STATED GOAL
The records below are split into lines. How many of those lines contain the string "приведены"? Reply with the number only.

LISTING

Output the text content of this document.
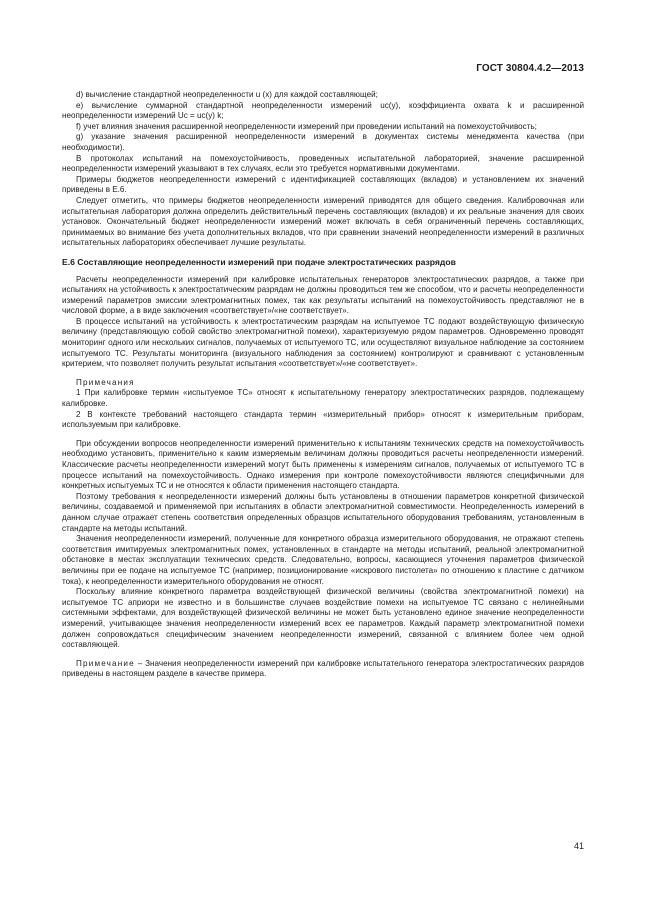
ГОСТ 30804.4.2—2013

d) вычисление стандартной неопределенности u (x) для каждой составляющей;

e) вычисление суммарной стандартной неопределенности измерений uc(y), коэффициента охвата k и расширенной неопределенности измерений Uc = uc(y) k;

f) учет влияния значения расширенной неопределенности измерений при проведении испытаний на помехоустойчивость;

g) указание значения расширенной неопределенности измерений в документах системы менеджмента качества (при необходимости).

В протоколах испытаний на помехоустойчивость, проведенных испытательной лабораторией, значение расширенной неопределенности измерений указывают в тех случаях, если это требуется нормативными документами.

Примеры бюджетов неопределенности измерений с идентификацией составляющих (вкладов) и установлением их значений приведены в Е.6.

Следует отметить, что примеры бюджетов неопределенности измерений приводятся для общего сведения. Калибровочная или испытательная лаборатория должна определить действительный перечень составляющих (вкладов) и их реальные значения для своих установок. Окончательный бюджет неопределенности измерений может включать в себя ограниченный перечень составляющих, принимаемых во внимание без учета дополнительных вкладов, что при сравнении значений неопределенности измерений в различных испытательных лабораториях обеспечивает лучшие результаты.

Е.6 Составляющие неопределенности измерений при подаче электростатических разрядов

Расчеты неопределенности измерений при калибровке испытательных генераторов электростатических разрядов, а также при испытаниях на устойчивость к электростатическим разрядам не должны проводиться тем же способом, что и расчеты неопределенности измерений параметров эмиссии электромагнитных помех, так как результаты испытаний на помехоустойчивость представляют не в числовой форме, а в виде заключения «соответствует»/«не соответствует».

В процессе испытаний на устойчивость к электростатическим разрядам на испытуемое ТС подают воздействующую физическую величину (представляющую собой свойство электромагнитной помехи), характеризуемую рядом параметров. Одновременно проводят мониторинг одного или нескольких сигналов, получаемых от испытуемого ТС, или осуществляют визуальное наблюдение за состоянием испытуемого ТС. Результаты мониторинга (визуального наблюдения за состоянием) контролируют и сравнивают с установленным критерием, что позволяет получить результат испытания «соответствует»/«не соответствует».

Примечания

1 При калибровке термин «испытуемое ТС» относят к испытательному генератору электростатических разрядов, подлежащему калибровке.

2 В контексте требований настоящего стандарта термин «измерительный прибор» относят к измерительным приборам, используемым при калибровке.

При обсуждении вопросов неопределенности измерений применительно к испытаниям технических средств на помехоустойчивость необходимо установить, применительно к каким измеряемым величинам должны проводиться расчеты неопределенности измерений. Классические расчеты неопределенности измерений могут быть применены к измерениям сигналов, получаемых от испытуемого ТС в процессе испытаний на помехоустойчивость. Однако измерения при контроле помехоустойчивости являются специфичными для конкретных испытуемых ТС и не относятся к области применения настоящего стандарта.

Поэтому требования к неопределенности измерений должны быть установлены в отношении параметров конкретной физической величины, создаваемой и применяемой при испытаниях в области электромагнитной совместимости. Неопределенность измерений в данном случае отражает степень соответствия определенных образцов испытательного оборудования требованиям, установленным в стандарте на методы испытаний.

Значения неопределенности измерений, полученные для конкретного образца измерительного оборудования, не отражают степень соответствия имитируемых электромагнитных помех, установленных в стандарте на методы испытаний, реальной электромагнитной обстановке в местах эксплуатации технических средств. Следовательно, вопросы, касающиеся уточнения параметров физической величины при ее подаче на испытуемое ТС (например, позиционирование «искрового пистолета» по отношению к пластине с датчиком тока), к неопределенности измерительного оборудования не относят.

Поскольку влияние конкретного параметра воздействующей физической величины (свойства электромагнитной помехи) на испытуемое ТС априори не известно и в большинстве случаев воздействие помехи на испытуемое ТС связано с нелинейными системными эффектами, для воздействующей физической величины не может быть установлено единое значение неопределенности измерений, учитывающее значения неопределенности измерений всех ее параметров. Каждый параметр электромагнитной помехи должен сопровождаться специфическим значением неопределенности измерений, связанной с влиянием более чем одной составляющей.

Примечание – Значения неопределенности измерений при калибровке испытательного генератора электростатических разрядов приведены в настоящем разделе в качестве примера.

41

SOLUTION TO THIS TASK
2